**Written problem**
Find the lines of data that contain the string "Mejores", then list them.
[BEGIN Supplied material]
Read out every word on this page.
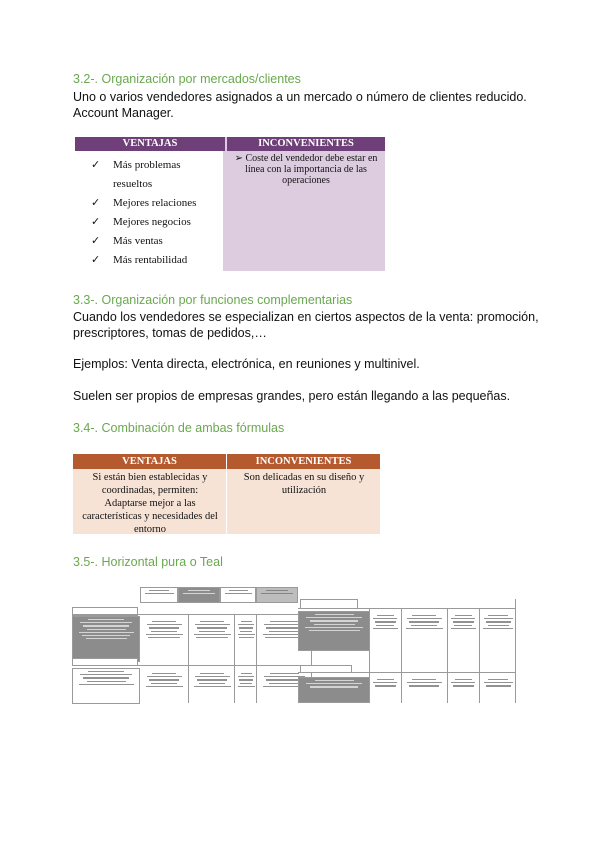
3.2-. Organización por mercados/clientes
Uno o varios vendedores asignados a un mercado o número de clientes reducido.
Account Manager.
VENTAJAS	INCONVENIENTES
✓ Más problemas
resueltos
✓ Mejores relaciones
✓ Mejores negocios
✓ Más ventas
✓ Más rentabilidad
➢ Coste del vendedor debe estar en
línea con la importancia de las
operaciones
3.3-. Organización por funciones complementarias
Cuando los vendedores se especializan en ciertos aspectos de la venta: promoción,
prescriptores, tomas de pedidos,…
Ejemplos: Venta directa, electrónica, en reuniones y multinivel.
Suelen ser propios de empresas grandes, pero están llegando a las pequeñas.
3.4-. Combinación de ambas fórmulas
VENTAJAS	INCONVENIENTES
Si están bien establecidas y
coordinadas, permiten:
Adaptarse mejor a las
características y necesidades del
entorno
Son delicadas en su diseño y
utilización
3.5-. Horizontal pura o Teal
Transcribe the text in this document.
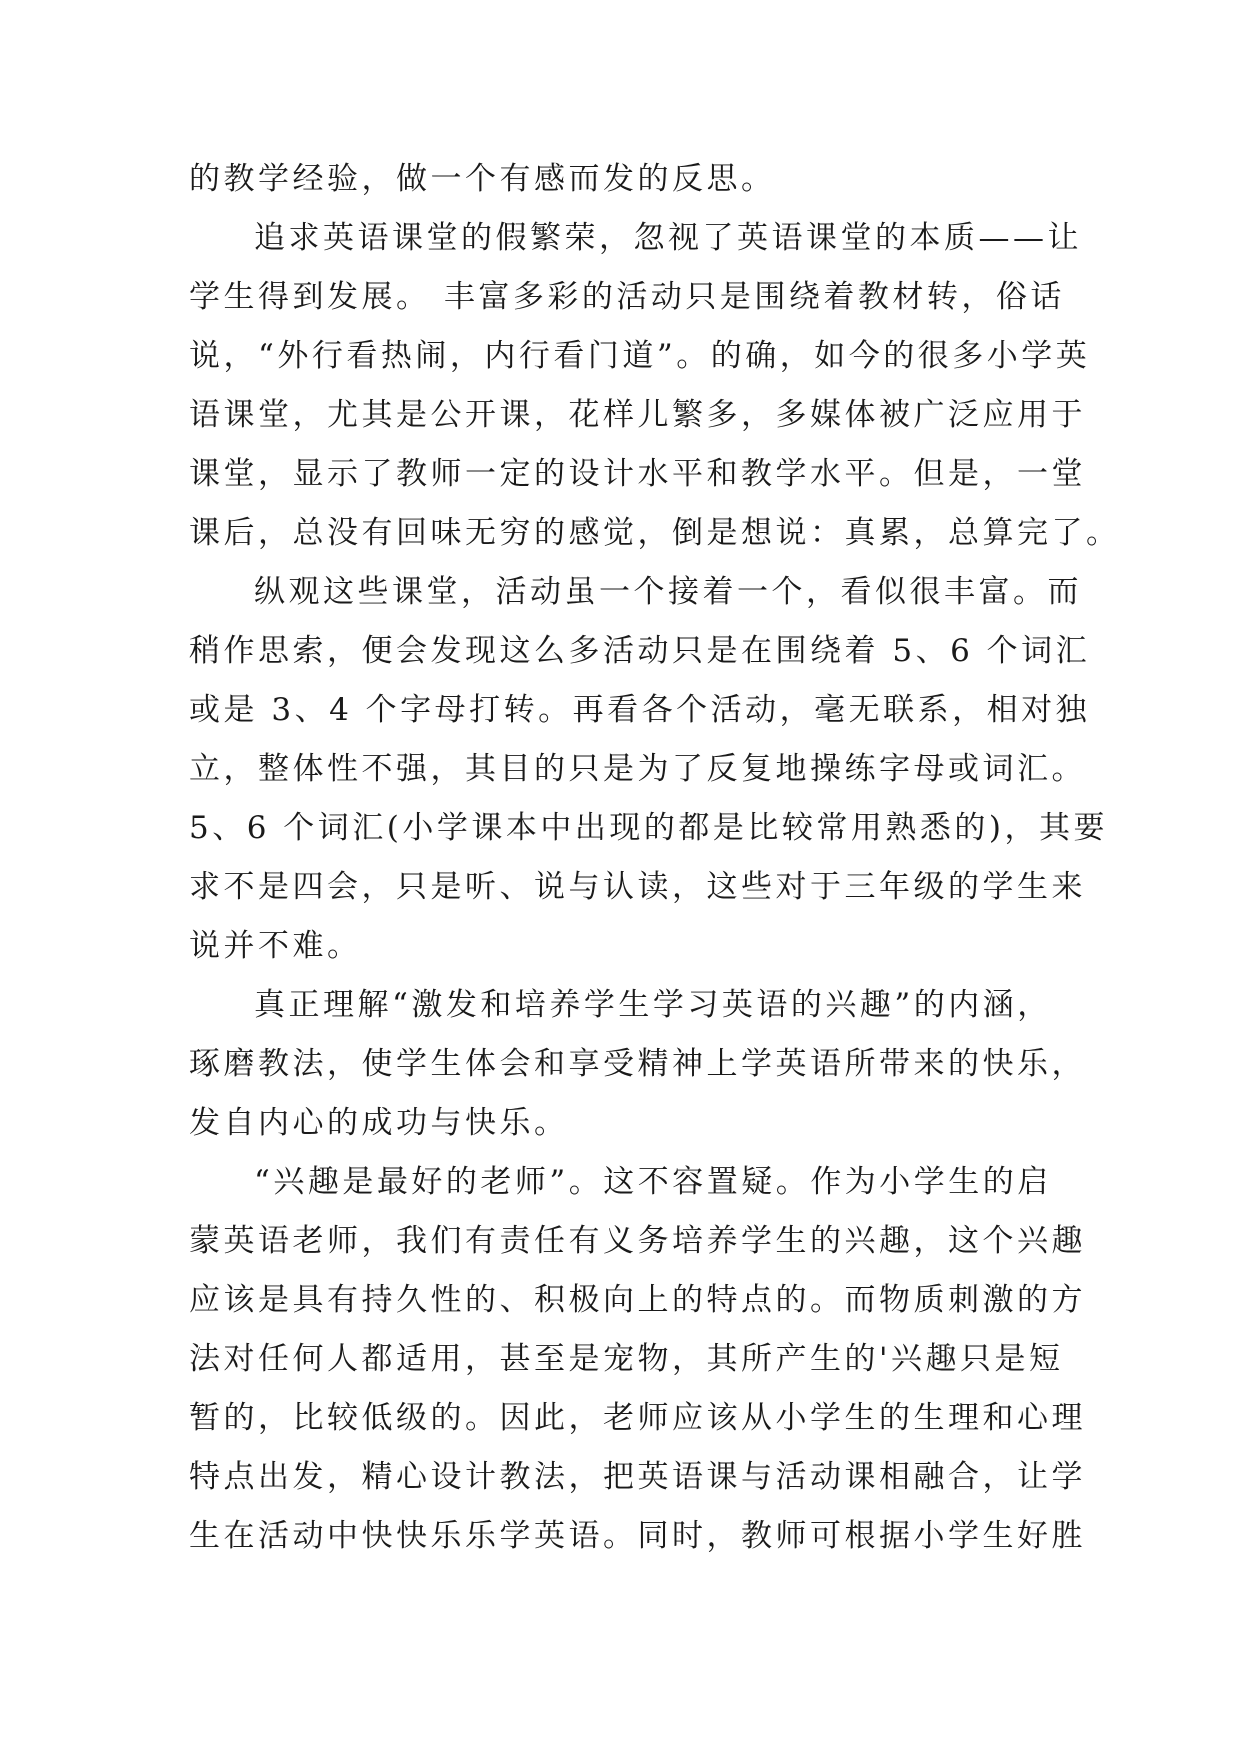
的教学经验，做一个有感而发的反思。
追求英语课堂的假繁荣，忽视了英语课堂的本质——让
学生得到发展。 丰富多彩的活动只是围绕着教材转，俗话
说，“外行看热闹，内行看门道”。的确，如今的很多小学英
语课堂，尤其是公开课，花样儿繁多，多媒体被广泛应用于
课堂，显示了教师一定的设计水平和教学水平。但是，一堂
课后，总没有回味无穷的感觉，倒是想说：真累，总算完了。
纵观这些课堂，活动虽一个接着一个，看似很丰富。而
稍作思索，便会发现这么多活动只是在围绕着 5、6 个词汇
或是 3、4 个字母打转。再看各个活动，毫无联系，相对独
立，整体性不强，其目的只是为了反复地操练字母或词汇。
5、6 个词汇(小学课本中出现的都是比较常用熟悉的)，其要
求不是四会，只是听、说与认读，这些对于三年级的学生来
说并不难。
真正理解“激发和培养学生学习英语的兴趣”的内涵，
琢磨教法，使学生体会和享受精神上学英语所带来的快乐，
发自内心的成功与快乐。
“兴趣是最好的老师”。这不容置疑。作为小学生的启
蒙英语老师，我们有责任有义务培养学生的兴趣，这个兴趣
应该是具有持久性的、积极向上的特点的。而物质刺激的方
法对任何人都适用，甚至是宠物，其所产生的'兴趣只是短
暂的，比较低级的。因此，老师应该从小学生的生理和心理
特点出发，精心设计教法，把英语课与活动课相融合，让学
生在活动中快快乐乐学英语。同时，教师可根据小学生好胜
[END Supplied material]
**Solved problem**
✓ Mejores relaciones
✓ Mejores negocios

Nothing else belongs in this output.